> [Given information]

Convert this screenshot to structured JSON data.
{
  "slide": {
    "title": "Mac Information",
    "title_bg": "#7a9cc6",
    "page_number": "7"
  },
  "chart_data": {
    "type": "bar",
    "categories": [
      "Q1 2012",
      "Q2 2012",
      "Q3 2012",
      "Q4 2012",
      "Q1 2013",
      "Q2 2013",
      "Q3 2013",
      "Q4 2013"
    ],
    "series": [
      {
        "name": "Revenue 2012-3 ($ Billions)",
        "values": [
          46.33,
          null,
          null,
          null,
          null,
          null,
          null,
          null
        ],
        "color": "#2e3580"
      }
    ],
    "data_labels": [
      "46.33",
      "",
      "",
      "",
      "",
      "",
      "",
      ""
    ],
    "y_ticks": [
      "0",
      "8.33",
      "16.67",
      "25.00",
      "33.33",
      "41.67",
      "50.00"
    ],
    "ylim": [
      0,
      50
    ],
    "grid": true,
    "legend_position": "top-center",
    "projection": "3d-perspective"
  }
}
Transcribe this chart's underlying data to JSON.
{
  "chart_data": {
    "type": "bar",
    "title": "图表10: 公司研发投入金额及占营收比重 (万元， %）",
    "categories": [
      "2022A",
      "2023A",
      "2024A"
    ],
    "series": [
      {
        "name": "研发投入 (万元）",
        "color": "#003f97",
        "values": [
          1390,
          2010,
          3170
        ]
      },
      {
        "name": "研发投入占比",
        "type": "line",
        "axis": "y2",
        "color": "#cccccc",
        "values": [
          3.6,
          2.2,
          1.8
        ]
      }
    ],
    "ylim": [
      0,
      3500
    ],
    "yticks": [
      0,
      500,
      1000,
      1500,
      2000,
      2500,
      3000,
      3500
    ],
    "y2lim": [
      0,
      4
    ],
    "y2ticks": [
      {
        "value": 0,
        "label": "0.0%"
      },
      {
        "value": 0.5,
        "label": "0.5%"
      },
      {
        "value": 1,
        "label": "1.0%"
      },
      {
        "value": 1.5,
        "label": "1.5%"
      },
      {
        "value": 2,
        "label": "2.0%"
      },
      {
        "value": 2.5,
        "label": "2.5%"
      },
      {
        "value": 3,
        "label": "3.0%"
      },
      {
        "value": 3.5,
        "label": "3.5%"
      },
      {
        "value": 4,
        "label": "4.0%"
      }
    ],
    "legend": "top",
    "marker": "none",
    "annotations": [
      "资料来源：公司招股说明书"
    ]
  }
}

> [Problem to work on]
Copy all the records above precisely.

> [Full answer]
Convert this screenshot to structured JSON data.
{
  "slide": {
    "title": "Mac Information",
    "title_bg": "#7a9cc6",
    "page_number": "7"
  },
  "chart_data": {
    "type": "bar",
    "categories": [
      "Q1 2012",
      "Q2 2012",
      "Q3 2012",
      "Q4 2012",
      "Q1 2013",
      "Q2 2013",
      "Q3 2013",
      "Q4 2013"
    ],
    "series": [
      {
        "name": "Revenue 2012-3 ($ Billions)",
        "values": [
          46.33,
          null,
          null,
          null,
          null,
          null,
          null,
          null
        ],
        "color": "#2e3580"
      }
    ],
    "data_labels": [
      "46.33",
      "",
      "",
      "",
      "",
      "",
      "",
      ""
    ],
    "y_ticks": [
      "0",
      "8.33",
      "16.67",
      "25.00",
      "33.33",
      "41.67",
      "50.00"
    ],
    "ylim": [
      0,
      50
    ],
    "grid": true,
    "legend_position": "top-center",
    "projection": "3d-perspective"
  }
}
Transcribe this chart's underlying data to JSON.
{
  "chart_data": {
    "type": "bar",
    "title": "图表10: 公司研发投入金额及占营收比重 (万元， %）",
    "categories": [
      "2022A",
      "2023A",
      "2024A"
    ],
    "series": [
      {
        "name": "研发投入 (万元）",
        "color": "#003f97",
        "values": [
          1390,
          2010,
          3170
        ]
      },
      {
        "name": "研发投入占比",
        "type": "line",
        "axis": "y2",
        "color": "#cccccc",
        "values": [
          3.6,
          2.2,
          1.8
        ]
      }
    ],
    "ylim": [
      0,
      3500
    ],
    "yticks": [
      0,
      500,
      1000,
      1500,
      2000,
      2500,
      3000,
      3500
    ],
    "y2lim": [
      0,
      4
    ],
    "y2ticks": [
      {
        "value": 0,
        "label": "0.0%"
      },
      {
        "value": 0.5,
        "label": "0.5%"
      },
      {
        "value": 1,
        "label": "1.0%"
      },
      {
        "value": 1.5,
        "label": "1.5%"
      },
      {
        "value": 2,
        "label": "2.0%"
      },
      {
        "value": 2.5,
        "label": "2.5%"
      },
      {
        "value": 3,
        "label": "3.0%"
      },
      {
        "value": 3.5,
        "label": "3.5%"
      },
      {
        "value": 4,
        "label": "4.0%"
      }
    ],
    "legend": "top",
    "marker": "none",
    "annotations": [
      "资料来源：公司招股说明书"
    ]
  }
}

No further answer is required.